Data records
|---|

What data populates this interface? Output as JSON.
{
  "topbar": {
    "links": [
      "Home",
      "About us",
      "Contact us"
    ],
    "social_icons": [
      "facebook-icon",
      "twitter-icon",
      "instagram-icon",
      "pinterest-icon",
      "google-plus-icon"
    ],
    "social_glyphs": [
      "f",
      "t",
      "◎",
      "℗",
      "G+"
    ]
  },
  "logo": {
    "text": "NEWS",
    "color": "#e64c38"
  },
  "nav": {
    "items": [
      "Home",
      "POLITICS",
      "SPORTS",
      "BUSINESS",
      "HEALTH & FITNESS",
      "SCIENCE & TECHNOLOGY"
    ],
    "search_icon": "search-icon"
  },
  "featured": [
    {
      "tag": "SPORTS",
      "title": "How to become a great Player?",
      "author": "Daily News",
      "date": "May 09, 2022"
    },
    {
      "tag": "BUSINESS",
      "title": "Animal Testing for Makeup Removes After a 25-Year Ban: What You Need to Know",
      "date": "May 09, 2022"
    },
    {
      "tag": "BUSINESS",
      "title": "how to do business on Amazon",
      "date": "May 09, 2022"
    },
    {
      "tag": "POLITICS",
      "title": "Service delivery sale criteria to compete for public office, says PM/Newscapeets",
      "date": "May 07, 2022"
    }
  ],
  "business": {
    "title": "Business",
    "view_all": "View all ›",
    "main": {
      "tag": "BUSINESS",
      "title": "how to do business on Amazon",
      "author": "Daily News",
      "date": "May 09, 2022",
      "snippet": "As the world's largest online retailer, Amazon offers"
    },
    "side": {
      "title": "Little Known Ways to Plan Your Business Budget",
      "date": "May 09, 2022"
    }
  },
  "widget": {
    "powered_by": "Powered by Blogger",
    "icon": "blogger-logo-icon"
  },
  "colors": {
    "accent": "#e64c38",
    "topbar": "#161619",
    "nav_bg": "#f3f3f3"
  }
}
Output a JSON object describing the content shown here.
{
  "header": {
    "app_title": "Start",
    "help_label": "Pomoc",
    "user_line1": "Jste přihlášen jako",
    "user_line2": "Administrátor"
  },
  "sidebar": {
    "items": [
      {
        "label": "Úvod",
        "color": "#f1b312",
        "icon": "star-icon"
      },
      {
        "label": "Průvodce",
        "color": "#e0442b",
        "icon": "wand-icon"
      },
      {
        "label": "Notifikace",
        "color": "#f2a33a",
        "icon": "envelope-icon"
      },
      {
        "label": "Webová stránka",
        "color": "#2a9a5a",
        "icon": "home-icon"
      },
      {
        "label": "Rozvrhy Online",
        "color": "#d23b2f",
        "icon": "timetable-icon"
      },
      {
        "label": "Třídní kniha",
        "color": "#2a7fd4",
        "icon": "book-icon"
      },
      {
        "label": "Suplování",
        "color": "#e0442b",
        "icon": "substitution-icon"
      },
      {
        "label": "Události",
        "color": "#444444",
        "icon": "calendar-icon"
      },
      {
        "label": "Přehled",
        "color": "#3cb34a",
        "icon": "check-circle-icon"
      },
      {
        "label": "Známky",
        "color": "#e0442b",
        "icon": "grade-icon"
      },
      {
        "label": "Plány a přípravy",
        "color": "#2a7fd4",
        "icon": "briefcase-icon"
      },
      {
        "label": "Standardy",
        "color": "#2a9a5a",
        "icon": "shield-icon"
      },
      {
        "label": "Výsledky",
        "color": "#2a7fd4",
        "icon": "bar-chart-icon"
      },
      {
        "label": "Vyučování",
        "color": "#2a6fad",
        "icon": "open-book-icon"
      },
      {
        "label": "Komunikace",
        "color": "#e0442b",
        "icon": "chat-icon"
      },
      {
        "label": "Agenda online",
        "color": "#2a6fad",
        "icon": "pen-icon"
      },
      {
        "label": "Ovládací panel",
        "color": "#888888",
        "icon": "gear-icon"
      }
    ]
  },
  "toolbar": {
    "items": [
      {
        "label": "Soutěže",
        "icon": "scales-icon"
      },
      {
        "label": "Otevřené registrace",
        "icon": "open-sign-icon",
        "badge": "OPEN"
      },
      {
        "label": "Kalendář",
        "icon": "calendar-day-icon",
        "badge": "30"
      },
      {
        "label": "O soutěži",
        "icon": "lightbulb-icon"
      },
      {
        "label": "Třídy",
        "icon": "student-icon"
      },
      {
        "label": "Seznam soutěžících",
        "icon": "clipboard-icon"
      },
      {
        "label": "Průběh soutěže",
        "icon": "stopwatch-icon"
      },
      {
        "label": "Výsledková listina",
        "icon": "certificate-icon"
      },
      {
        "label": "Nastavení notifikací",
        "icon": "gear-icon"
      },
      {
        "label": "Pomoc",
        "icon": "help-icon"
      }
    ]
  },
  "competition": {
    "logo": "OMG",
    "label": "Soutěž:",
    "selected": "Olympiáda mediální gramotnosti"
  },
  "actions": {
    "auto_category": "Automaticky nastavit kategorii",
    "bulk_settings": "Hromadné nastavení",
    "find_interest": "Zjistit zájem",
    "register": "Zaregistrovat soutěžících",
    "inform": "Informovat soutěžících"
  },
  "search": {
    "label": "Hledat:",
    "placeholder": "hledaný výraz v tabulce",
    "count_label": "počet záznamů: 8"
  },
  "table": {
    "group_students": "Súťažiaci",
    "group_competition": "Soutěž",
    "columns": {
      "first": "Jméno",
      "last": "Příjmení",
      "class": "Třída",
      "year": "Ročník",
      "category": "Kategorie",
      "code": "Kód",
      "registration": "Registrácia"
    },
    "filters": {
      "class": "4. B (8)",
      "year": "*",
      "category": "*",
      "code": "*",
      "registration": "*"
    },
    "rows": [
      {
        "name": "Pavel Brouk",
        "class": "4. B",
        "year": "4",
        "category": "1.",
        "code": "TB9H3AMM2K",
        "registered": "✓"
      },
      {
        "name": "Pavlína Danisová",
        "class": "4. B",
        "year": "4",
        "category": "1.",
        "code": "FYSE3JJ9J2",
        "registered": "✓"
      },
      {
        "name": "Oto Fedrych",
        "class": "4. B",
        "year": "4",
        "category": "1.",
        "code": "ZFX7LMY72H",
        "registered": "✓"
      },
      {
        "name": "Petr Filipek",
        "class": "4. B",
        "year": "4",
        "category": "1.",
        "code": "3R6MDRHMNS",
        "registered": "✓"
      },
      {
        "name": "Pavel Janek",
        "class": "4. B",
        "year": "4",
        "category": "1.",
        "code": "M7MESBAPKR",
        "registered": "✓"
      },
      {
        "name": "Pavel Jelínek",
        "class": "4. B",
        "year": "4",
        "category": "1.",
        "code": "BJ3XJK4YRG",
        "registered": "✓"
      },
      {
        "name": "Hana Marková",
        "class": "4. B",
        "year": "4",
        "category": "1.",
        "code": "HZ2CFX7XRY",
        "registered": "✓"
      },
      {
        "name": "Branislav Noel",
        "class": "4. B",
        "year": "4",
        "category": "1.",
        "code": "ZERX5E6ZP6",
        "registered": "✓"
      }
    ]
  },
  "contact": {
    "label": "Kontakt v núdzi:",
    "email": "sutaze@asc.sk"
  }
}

|---|

Task directions
List all lines from the entries that include the word "What".

Solution to this problem
What data populates this interface? Output as JSON.
      "title": "Animal Testing for Makeup Removes After a 25-Year Ban: What You Need to Know",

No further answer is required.